Raw data:
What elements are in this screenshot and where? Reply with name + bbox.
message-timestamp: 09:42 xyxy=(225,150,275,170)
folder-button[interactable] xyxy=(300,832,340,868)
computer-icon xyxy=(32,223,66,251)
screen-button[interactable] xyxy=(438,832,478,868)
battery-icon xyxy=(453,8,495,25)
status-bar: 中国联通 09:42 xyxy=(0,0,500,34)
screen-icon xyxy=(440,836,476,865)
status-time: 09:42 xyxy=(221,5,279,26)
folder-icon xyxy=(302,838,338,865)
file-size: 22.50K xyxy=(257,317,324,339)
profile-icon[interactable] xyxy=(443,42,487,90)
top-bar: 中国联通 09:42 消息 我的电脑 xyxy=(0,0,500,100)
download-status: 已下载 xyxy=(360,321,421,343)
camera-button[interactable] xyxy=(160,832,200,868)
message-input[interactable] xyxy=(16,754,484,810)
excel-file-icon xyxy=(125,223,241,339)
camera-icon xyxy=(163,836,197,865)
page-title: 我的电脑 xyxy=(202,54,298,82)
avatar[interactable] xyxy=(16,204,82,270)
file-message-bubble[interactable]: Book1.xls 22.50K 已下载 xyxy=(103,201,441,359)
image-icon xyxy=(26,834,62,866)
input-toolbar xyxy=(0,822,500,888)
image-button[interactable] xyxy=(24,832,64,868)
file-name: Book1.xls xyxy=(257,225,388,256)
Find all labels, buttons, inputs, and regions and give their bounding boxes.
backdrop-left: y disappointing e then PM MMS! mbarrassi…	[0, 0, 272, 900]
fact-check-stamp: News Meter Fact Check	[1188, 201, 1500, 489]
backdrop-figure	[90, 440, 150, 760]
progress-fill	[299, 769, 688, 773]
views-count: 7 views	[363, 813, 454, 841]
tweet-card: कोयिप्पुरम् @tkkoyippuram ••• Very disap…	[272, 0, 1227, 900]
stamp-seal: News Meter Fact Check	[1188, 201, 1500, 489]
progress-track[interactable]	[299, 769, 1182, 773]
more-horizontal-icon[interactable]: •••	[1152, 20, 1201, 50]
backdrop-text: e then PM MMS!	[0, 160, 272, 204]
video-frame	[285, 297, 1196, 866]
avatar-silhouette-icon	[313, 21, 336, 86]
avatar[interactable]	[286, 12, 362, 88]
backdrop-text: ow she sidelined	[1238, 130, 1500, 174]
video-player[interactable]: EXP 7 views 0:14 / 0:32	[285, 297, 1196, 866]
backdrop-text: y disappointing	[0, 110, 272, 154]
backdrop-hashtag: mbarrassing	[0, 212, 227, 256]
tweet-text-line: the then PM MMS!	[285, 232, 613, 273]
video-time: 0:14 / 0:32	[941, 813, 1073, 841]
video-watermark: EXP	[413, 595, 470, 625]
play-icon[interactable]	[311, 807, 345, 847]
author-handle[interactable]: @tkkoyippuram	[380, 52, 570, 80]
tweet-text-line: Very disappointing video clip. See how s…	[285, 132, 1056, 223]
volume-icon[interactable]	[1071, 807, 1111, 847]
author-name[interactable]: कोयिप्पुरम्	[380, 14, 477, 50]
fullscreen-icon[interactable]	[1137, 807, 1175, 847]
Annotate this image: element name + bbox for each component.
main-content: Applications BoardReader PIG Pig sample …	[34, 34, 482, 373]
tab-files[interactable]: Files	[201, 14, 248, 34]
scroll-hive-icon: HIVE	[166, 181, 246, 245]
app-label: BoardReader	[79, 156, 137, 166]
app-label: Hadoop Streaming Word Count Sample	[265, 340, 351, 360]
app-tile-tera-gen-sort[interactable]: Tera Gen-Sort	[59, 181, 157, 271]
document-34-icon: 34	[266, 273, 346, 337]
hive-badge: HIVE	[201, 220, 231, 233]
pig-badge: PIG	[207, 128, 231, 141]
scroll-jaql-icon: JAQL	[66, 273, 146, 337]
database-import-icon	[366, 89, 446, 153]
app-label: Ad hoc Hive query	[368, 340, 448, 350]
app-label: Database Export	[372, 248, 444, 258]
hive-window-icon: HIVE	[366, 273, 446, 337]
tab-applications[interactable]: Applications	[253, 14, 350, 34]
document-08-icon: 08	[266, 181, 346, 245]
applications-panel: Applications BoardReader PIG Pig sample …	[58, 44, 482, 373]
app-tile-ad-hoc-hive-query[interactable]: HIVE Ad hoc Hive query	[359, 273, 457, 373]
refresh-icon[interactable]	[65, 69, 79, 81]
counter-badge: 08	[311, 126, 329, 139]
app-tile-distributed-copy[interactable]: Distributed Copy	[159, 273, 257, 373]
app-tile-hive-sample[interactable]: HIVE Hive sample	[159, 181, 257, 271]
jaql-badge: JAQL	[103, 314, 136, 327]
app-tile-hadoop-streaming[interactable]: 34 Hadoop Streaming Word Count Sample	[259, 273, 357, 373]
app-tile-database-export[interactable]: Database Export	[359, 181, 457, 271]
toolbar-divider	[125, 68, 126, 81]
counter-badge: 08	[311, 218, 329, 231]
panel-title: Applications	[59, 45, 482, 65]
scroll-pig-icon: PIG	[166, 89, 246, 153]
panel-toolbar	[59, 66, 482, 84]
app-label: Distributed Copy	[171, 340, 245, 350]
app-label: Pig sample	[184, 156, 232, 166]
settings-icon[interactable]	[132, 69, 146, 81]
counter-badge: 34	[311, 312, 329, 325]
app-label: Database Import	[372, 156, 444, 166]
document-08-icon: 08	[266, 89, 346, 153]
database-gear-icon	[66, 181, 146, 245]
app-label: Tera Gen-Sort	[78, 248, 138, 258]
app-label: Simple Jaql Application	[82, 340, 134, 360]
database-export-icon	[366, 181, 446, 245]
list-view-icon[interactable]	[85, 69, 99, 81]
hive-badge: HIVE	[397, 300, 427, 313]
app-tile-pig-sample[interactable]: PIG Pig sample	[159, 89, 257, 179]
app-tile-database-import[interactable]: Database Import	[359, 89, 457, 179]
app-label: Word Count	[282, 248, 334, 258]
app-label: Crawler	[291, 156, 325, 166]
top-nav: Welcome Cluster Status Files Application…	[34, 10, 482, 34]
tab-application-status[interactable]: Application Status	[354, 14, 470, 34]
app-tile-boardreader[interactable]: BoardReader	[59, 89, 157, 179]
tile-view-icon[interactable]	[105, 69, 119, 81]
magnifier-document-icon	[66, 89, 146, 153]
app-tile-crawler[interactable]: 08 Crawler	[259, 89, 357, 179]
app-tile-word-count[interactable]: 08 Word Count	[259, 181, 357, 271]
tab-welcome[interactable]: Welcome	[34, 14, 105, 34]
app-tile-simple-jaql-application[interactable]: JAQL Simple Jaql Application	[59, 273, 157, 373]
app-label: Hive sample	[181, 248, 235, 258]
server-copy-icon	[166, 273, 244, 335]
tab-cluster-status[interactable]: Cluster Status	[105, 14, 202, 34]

What you should do: Copy the items above line by line, from the very first line through the line that contains "tweet-card: कोयिप्पुरम् @tkkoyippuram", including that line.

Result:
What elements are in this screenshot and where? Reply with name + bbox.
message-timestamp: 09:42 xyxy=(225,150,275,170)
folder-button[interactable] xyxy=(300,832,340,868)
computer-icon xyxy=(32,223,66,251)
screen-button[interactable] xyxy=(438,832,478,868)
battery-icon xyxy=(453,8,495,25)
status-bar: 中国联通 09:42 xyxy=(0,0,500,34)
screen-icon xyxy=(440,836,476,865)
status-time: 09:42 xyxy=(221,5,279,26)
folder-icon xyxy=(302,838,338,865)
file-size: 22.50K xyxy=(257,317,324,339)
profile-icon[interactable] xyxy=(443,42,487,90)
top-bar: 中国联通 09:42 消息 我的电脑 xyxy=(0,0,500,100)
download-status: 已下载 xyxy=(360,321,421,343)
camera-button[interactable] xyxy=(160,832,200,868)
message-input[interactable] xyxy=(16,754,484,810)
excel-file-icon xyxy=(125,223,241,339)
camera-icon xyxy=(163,836,197,865)
page-title: 我的电脑 xyxy=(202,54,298,82)
avatar[interactable] xyxy=(16,204,82,270)
file-message-bubble[interactable]: Book1.xls 22.50K 已下载 xyxy=(103,201,441,359)
image-icon xyxy=(26,834,62,866)
input-toolbar xyxy=(0,822,500,888)
image-button[interactable] xyxy=(24,832,64,868)
file-name: Book1.xls xyxy=(257,225,388,256)
Find all labels, buttons, inputs, and regions and give their bounding boxes.
backdrop-left: y disappointing e then PM MMS! mbarrassi…	[0, 0, 272, 900]
fact-check-stamp: News Meter Fact Check	[1188, 201, 1500, 489]
backdrop-figure	[90, 440, 150, 760]
progress-fill	[299, 769, 688, 773]
views-count: 7 views	[363, 813, 454, 841]
tweet-card: कोयिप्पुरम् @tkkoyippuram ••• Very disap…	[272, 0, 1227, 900]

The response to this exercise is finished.